▶ Task brief
Going through the material below, please gather all lines with the word "Tanzania" in them.

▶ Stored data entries
----
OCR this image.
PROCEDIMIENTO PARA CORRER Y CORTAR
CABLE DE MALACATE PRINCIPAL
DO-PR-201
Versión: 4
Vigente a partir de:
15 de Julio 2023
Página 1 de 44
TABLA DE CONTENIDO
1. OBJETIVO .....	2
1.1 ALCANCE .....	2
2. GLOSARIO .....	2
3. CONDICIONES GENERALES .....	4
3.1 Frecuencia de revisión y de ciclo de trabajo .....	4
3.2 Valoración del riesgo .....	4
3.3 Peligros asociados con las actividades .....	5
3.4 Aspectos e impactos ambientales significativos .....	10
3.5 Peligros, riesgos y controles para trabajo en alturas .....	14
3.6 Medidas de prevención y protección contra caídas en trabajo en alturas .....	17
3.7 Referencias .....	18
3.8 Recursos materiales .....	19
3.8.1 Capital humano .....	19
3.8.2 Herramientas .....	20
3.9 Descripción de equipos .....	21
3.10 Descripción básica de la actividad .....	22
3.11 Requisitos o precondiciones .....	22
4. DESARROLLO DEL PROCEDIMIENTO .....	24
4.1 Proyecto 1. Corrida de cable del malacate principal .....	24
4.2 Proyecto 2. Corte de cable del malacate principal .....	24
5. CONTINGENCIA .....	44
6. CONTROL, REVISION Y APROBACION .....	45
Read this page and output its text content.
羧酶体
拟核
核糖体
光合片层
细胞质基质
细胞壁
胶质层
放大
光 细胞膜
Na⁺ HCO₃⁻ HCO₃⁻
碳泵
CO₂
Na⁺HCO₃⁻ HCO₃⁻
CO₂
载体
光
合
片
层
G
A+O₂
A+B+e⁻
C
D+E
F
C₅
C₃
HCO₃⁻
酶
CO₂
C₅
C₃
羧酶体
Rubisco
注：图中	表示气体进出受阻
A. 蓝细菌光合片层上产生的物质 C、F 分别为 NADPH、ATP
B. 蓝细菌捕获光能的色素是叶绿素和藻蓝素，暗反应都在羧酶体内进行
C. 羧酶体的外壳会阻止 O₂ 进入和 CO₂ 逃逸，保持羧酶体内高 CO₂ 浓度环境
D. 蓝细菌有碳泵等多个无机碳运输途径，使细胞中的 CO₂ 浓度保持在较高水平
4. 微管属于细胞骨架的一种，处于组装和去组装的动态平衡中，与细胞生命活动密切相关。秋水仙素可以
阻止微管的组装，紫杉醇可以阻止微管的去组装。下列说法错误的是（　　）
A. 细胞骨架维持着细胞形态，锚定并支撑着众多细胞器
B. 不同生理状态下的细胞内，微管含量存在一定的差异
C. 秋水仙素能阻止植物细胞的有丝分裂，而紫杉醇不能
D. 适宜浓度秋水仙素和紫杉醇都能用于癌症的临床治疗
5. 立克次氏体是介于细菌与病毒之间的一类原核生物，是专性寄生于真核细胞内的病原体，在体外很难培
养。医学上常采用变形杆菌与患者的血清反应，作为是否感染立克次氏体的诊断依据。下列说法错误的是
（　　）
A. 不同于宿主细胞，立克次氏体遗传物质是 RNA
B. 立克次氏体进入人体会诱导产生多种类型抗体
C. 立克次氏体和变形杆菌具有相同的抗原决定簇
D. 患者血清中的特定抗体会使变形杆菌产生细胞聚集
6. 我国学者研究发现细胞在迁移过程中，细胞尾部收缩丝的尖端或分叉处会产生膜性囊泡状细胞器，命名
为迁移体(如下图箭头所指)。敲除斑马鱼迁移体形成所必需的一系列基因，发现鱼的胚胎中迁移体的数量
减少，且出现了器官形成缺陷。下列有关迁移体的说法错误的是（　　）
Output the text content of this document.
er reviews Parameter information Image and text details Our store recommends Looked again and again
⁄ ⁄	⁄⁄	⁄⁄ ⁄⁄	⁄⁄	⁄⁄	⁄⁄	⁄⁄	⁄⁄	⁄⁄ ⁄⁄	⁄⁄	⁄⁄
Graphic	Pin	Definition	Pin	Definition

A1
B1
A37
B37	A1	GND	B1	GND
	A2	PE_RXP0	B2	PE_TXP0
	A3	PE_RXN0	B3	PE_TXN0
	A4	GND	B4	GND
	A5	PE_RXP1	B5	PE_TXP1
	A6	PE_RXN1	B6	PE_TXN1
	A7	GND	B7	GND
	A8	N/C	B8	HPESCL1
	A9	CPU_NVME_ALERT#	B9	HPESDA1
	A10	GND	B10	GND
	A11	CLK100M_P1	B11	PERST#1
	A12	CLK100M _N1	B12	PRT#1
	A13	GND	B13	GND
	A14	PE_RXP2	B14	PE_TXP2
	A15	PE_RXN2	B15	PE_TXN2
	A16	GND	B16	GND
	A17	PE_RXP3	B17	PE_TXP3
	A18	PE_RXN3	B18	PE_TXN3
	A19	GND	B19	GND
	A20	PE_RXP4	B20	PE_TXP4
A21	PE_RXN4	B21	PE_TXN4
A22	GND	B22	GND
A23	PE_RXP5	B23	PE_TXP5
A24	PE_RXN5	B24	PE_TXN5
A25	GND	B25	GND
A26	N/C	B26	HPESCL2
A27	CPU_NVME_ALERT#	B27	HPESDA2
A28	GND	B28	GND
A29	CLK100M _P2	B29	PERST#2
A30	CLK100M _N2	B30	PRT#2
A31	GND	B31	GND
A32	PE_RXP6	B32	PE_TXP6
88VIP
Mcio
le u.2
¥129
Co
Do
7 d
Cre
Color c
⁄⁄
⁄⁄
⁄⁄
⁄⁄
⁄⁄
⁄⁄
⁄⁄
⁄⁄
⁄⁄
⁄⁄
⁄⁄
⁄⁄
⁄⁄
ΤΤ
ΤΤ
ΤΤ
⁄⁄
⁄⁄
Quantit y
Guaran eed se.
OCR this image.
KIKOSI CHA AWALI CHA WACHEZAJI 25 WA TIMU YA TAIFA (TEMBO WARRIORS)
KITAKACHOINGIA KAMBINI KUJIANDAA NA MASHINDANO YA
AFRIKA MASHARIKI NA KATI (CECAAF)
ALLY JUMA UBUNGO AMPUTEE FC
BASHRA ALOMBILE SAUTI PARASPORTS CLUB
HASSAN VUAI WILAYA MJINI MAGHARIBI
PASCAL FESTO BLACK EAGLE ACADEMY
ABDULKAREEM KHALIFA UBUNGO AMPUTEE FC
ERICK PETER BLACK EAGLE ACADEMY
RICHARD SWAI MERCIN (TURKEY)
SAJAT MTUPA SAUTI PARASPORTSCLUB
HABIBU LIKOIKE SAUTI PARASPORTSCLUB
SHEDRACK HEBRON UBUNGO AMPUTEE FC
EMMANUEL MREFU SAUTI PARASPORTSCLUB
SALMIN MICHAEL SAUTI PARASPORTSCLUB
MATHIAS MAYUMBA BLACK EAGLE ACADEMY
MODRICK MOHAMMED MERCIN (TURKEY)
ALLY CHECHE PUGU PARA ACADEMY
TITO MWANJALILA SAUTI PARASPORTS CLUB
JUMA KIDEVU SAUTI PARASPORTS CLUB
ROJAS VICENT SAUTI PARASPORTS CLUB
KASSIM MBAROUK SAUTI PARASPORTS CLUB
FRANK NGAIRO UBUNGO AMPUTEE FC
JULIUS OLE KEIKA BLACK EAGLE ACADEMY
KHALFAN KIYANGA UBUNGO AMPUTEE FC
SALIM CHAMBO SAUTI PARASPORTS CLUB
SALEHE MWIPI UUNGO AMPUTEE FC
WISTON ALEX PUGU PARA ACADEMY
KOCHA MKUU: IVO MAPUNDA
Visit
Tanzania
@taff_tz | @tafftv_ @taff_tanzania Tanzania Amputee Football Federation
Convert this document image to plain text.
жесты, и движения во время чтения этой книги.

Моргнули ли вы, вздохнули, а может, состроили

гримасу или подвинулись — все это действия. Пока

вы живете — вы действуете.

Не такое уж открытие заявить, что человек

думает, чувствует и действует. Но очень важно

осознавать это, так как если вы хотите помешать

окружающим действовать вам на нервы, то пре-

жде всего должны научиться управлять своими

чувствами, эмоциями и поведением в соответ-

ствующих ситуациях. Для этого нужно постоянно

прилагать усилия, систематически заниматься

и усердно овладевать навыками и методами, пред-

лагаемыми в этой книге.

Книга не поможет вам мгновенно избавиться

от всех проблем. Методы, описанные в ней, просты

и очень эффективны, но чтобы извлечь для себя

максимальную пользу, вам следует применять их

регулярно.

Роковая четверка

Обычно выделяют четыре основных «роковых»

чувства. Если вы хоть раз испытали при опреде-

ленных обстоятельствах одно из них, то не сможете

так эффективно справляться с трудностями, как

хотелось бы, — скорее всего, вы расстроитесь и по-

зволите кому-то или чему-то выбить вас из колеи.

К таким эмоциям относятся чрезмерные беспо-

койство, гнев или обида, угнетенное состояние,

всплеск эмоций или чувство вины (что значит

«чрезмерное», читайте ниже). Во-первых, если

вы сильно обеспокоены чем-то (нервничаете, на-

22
----
▶ Written reply
Tanzania
@taff_tz | @tafftv_ @taff_tanzania Tanzania Amputee Football Federation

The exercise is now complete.